→ Problem requirements: Write out each line of the material again, word for word.

>> start

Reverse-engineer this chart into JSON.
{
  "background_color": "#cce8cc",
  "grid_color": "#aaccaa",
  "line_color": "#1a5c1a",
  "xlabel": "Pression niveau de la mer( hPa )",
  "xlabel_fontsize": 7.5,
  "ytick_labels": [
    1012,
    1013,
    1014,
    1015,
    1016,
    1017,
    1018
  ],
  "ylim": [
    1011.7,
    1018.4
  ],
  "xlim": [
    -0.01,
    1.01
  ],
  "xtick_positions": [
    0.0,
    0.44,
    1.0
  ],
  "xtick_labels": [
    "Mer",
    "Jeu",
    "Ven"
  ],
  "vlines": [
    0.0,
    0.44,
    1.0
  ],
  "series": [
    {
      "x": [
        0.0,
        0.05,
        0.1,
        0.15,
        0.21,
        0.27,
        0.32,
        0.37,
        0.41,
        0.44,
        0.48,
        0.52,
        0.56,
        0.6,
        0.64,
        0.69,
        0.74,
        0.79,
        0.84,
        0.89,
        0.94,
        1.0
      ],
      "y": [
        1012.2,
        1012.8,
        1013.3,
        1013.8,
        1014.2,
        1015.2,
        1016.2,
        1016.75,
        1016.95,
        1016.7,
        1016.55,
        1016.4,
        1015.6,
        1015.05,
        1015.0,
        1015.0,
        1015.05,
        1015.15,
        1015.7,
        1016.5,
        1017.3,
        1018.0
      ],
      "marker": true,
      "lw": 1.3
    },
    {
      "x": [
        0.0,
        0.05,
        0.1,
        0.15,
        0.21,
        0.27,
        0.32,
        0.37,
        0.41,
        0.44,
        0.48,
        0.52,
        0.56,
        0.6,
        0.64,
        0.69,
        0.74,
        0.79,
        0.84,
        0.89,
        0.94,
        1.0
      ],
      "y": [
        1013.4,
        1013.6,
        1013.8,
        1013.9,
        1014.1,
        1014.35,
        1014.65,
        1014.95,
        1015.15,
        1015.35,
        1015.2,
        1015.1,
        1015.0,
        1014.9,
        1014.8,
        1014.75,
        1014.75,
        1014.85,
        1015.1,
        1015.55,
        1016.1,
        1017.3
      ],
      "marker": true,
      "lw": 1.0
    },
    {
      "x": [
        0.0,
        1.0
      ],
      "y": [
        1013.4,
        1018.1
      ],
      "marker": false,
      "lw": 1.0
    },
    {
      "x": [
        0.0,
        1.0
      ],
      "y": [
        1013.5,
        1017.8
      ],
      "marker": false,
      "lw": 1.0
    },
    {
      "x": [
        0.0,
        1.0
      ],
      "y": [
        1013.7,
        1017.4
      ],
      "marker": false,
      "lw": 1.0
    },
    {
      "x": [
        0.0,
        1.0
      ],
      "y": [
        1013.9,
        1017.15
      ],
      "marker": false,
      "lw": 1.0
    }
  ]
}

>> end

→ Exercise result:
Reverse-engineer this chart into JSON.
{
  "background_color": "#cce8cc",
  "grid_color": "#aaccaa",
  "line_color": "#1a5c1a",
  "xlabel": "Pression niveau de la mer( hPa )",
  "xlabel_fontsize": 7.5,
  "ytick_labels": [
    1012,
    1013,
    1014,
    1015,
    1016,
    1017,
    1018
  ],
  "ylim": [
    1011.7,
    1018.4
  ],
  "xlim": [
    -0.01,
    1.01
  ],
  "xtick_positions": [
    0.0,
    0.44,
    1.0
  ],
  "xtick_labels": [
    "Mer",
    "Jeu",
    "Ven"
  ],
  "vlines": [
    0.0,
    0.44,
    1.0
  ],
  "series": [
    {
      "x": [
        0.0,
        0.05,
        0.1,
        0.15,
        0.21,
        0.27,
        0.32,
        0.37,
        0.41,
        0.44,
        0.48,
        0.52,
        0.56,
        0.6,
        0.64,
        0.69,
        0.74,
        0.79,
        0.84,
        0.89,
        0.94,
        1.0
      ],
      "y": [
        1012.2,
        1012.8,
        1013.3,
        1013.8,
        1014.2,
        1015.2,
        1016.2,
        1016.75,
        1016.95,
        1016.7,
        1016.55,
        1016.4,
        1015.6,
        1015.05,
        1015.0,
        1015.0,
        1015.05,
        1015.15,
        1015.7,
        1016.5,
        1017.3,
        1018.0
      ],
      "marker": true,
      "lw": 1.3
    },
    {
      "x": [
        0.0,
        0.05,
        0.1,
        0.15,
        0.21,
        0.27,
        0.32,
        0.37,
        0.41,
        0.44,
        0.48,
        0.52,
        0.56,
        0.6,
        0.64,
        0.69,
        0.74,
        0.79,
        0.84,
        0.89,
        0.94,
        1.0
      ],
      "y": [
        1013.4,
        1013.6,
        1013.8,
        1013.9,
        1014.1,
        1014.35,
        1014.65,
        1014.95,
        1015.15,
        1015.35,
        1015.2,
        1015.1,
        1015.0,
        1014.9,
        1014.8,
        1014.75,
        1014.75,
        1014.85,
        1015.1,
        1015.55,
        1016.1,
        1017.3
      ],
      "marker": true,
      "lw": 1.0
    },
    {
      "x": [
        0.0,
        1.0
      ],
      "y": [
        1013.4,
        1018.1
      ],
      "marker": false,
      "lw": 1.0
    },
    {
      "x": [
        0.0,
        1.0
      ],
      "y": [
        1013.5,
        1017.8
      ],
      "marker": false,
      "lw": 1.0
    },
    {
      "x": [
        0.0,
        1.0
      ],
      "y": [
        1013.7,
        1017.4
      ],
      "marker": false,
      "lw": 1.0
    },
    {
      "x": [
        0.0,
        1.0
      ],
      "y": [
        1013.9,
        1017.15
      ],
      "marker": false,
      "lw": 1.0
    }
  ]
}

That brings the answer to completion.